===== DATASET ENTRIES

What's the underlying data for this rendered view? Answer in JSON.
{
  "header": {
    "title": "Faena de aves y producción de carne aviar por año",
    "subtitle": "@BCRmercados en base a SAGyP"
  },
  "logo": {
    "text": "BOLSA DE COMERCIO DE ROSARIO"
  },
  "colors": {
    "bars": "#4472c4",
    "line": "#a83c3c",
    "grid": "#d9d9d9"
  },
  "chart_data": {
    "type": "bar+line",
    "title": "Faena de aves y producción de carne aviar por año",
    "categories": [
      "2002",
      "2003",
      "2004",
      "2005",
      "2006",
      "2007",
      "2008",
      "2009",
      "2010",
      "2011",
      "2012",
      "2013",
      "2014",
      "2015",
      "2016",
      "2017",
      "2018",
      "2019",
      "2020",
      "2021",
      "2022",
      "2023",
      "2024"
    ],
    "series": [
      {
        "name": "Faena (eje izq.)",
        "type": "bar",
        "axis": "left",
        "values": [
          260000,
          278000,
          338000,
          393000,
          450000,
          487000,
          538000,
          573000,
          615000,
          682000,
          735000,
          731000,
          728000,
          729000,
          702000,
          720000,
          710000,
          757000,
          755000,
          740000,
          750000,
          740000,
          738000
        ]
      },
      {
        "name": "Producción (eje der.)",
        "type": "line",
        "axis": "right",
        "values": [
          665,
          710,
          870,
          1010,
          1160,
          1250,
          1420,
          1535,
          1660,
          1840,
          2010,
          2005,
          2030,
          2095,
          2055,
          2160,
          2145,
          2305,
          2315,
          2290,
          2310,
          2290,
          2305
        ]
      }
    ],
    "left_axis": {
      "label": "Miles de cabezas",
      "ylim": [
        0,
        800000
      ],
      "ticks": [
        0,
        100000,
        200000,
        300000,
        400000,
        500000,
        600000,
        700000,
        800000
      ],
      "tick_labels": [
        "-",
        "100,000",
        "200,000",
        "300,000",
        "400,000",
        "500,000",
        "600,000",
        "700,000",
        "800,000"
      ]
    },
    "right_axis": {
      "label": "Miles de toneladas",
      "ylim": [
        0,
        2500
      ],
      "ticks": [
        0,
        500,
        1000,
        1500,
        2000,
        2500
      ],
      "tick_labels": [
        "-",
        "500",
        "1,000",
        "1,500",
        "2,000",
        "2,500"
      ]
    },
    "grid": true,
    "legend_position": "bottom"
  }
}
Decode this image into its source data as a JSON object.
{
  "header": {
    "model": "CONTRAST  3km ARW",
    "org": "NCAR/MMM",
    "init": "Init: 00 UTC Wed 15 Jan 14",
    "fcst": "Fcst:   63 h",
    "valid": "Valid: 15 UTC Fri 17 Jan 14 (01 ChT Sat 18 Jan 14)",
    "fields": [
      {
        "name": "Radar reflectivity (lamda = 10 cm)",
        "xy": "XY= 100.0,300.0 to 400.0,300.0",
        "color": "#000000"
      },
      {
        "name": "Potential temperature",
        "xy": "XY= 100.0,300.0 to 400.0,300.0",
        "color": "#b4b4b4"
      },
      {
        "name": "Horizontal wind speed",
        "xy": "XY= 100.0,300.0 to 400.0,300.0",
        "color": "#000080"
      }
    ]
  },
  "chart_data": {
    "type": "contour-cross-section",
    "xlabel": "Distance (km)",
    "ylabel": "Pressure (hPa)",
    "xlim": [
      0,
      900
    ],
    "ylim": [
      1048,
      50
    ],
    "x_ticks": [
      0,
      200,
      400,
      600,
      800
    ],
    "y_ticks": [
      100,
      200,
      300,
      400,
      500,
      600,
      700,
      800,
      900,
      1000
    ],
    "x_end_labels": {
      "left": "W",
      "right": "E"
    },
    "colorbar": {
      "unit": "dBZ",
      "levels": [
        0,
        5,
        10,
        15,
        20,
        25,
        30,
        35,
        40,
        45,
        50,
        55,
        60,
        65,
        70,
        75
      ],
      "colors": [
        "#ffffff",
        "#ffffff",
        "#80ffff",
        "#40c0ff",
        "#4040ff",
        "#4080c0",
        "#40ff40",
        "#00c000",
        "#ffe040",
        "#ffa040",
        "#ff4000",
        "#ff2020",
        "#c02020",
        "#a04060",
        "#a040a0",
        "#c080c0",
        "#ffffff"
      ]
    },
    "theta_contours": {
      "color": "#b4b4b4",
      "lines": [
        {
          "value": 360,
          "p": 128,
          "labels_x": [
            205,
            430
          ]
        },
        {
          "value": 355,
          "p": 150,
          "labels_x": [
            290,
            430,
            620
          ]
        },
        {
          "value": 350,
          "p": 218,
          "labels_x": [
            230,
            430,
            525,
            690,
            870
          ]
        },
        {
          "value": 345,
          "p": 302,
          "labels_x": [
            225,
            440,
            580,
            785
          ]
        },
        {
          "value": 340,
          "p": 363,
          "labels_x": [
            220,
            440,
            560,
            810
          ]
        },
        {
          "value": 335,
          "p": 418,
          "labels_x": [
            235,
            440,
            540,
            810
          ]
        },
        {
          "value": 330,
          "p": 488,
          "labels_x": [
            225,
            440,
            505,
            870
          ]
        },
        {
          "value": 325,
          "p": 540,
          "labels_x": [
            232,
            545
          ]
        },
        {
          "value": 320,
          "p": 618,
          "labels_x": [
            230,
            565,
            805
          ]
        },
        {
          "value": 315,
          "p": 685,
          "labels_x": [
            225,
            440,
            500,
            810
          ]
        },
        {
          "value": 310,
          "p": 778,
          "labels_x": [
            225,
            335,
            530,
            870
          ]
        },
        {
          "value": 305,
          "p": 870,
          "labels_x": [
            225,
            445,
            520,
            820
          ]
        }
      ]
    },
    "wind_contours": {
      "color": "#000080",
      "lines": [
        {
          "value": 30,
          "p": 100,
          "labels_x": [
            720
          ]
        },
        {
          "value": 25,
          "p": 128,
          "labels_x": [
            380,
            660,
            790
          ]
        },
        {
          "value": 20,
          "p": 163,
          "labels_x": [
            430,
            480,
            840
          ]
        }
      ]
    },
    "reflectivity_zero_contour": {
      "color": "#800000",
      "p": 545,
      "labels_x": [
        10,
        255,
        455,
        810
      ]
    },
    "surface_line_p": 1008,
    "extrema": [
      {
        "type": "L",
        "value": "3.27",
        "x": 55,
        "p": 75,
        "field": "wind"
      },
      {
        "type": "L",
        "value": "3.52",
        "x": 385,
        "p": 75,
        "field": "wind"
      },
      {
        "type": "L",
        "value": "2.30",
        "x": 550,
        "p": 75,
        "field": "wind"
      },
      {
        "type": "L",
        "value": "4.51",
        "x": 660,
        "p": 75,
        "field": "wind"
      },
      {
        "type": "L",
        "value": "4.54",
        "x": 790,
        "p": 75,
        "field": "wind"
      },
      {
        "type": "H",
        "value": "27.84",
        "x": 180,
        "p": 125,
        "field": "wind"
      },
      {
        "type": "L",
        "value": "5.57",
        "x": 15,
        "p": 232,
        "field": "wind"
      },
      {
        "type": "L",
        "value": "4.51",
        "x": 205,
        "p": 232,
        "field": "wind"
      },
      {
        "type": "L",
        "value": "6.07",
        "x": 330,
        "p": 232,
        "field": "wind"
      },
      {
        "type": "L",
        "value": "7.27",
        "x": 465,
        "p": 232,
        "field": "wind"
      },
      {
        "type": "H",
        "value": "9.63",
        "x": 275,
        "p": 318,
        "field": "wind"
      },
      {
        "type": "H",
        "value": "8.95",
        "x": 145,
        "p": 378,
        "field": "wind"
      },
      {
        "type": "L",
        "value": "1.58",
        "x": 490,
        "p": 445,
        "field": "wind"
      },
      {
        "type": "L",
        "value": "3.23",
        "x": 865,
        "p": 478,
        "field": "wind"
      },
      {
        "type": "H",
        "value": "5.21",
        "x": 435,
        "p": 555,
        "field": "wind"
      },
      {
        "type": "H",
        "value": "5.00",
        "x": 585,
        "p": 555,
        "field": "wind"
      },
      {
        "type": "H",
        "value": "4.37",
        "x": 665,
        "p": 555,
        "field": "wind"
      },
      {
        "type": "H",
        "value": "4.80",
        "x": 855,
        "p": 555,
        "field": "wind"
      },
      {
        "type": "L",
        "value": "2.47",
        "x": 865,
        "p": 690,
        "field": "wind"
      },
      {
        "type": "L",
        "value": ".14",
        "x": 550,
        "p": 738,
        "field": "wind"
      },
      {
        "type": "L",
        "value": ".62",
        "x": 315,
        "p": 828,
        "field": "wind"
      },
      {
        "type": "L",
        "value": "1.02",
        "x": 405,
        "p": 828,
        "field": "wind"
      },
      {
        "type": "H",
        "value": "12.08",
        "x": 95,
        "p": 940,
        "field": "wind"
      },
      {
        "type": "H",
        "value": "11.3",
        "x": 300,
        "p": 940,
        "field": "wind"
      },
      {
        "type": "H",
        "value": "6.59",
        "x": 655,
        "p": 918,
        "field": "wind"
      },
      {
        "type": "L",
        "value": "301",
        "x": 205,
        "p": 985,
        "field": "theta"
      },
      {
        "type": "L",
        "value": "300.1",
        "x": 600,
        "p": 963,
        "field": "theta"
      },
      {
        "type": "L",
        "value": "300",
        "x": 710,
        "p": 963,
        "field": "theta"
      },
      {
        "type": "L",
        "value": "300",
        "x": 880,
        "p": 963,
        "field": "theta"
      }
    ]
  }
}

==========

Every line in the data that holds "JSON" should be copied out.

What's the underlying data for this rendered view? Answer in JSON.
Decode this image into its source data as a JSON object.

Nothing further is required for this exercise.